[Extracted data entries]
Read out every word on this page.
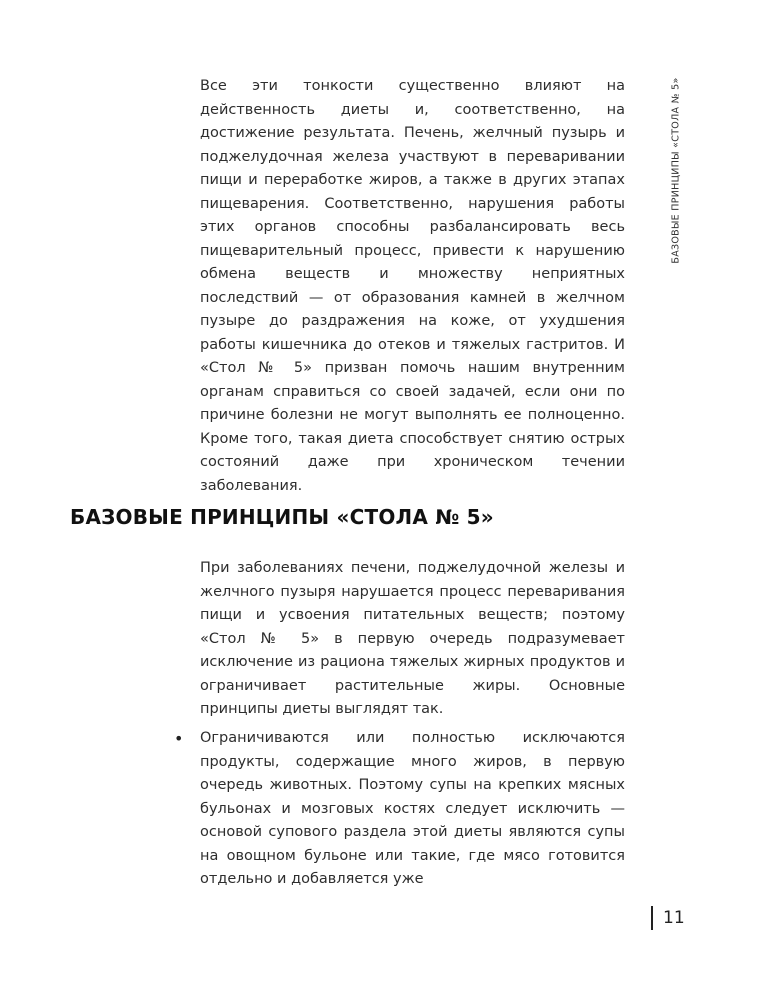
БАЗОВЫЕ ПРИНЦИПЫ «СТОЛА № 5»

Все эти тонкости существенно влияют на действенность диеты и, соответственно, на достижение результата. Печень, желчный пузырь и поджелудочная железа участвуют в переваривании пищи и переработке жиров, а также в других этапах пищеварения. Соответственно, нарушения работы этих органов способны разбалансировать весь пищеварительный процесс, привести к нарушению обмена веществ и множеству неприятных последствий — от образования камней в желчном пузыре до раздражения на коже, от ухудшения работы кишечника до отеков и тяжелых гастритов. И «Стол № 5» призван помочь нашим внутренним органам справиться со своей задачей, если они по причине болезни не могут выполнять ее полноценно. Кроме того, такая диета способствует снятию острых состояний даже при хроническом течении заболевания.

БАЗОВЫЕ ПРИНЦИПЫ «СТОЛА № 5»

При заболеваниях печени, поджелудочной железы и желчного пузыря нарушается процесс переваривания пищи и усвоения питательных веществ; поэтому «Стол № 5» в первую очередь подразумевает исключение из рациона тяжелых жирных продуктов и ограничивает растительные жиры. Основные принципы диеты выглядят так.

• Ограничиваются или полностью исключаются продукты, содержащие много жиров, в первую очередь животных. Поэтому супы на крепких мясных бульонах и мозговых костях следует исключить — основой супового раздела этой диеты являются супы на овощном бульоне или такие, где мясо готовится отдельно и добавляется уже
11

**EXERCISE DETAILS**
Images should not appear in the copy; retype the listing above exactly.

**ANSWER FOR THE TASK**
Read out every word on this page.
БАЗОВЫЕ ПРИНЦИПЫ «СТОЛА № 5»

Все эти тонкости существенно влияют на действенность диеты и, соответственно, на достижение результата. Печень, желчный пузырь и поджелудочная железа участвуют в переваривании пищи и переработке жиров, а также в других этапах пищеварения. Соответственно, нарушения работы этих органов способны разбалансировать весь пищеварительный процесс, привести к нарушению обмена веществ и множеству неприятных последствий — от образования камней в желчном пузыре до раздражения на коже, от ухудшения работы кишечника до отеков и тяжелых гастритов. И «Стол № 5» призван помочь нашим внутренним органам справиться со своей задачей, если они по причине болезни не могут выполнять ее полноценно. Кроме того, такая диета способствует снятию острых состояний даже при хроническом течении заболевания.

БАЗОВЫЕ ПРИНЦИПЫ «СТОЛА № 5»

При заболеваниях печени, поджелудочной железы и желчного пузыря нарушается процесс переваривания пищи и усвоения питательных веществ; поэтому «Стол № 5» в первую очередь подразумевает исключение из рациона тяжелых жирных продуктов и ограничивает растительные жиры. Основные принципы диеты выглядят так.

• Ограничиваются или полностью исключаются продукты, содержащие много жиров, в первую очередь животных. Поэтому супы на крепких мясных бульонах и мозговых костях следует исключить — основой супового раздела этой диеты являются супы на овощном бульоне или такие, где мясо готовится отдельно и добавляется уже
11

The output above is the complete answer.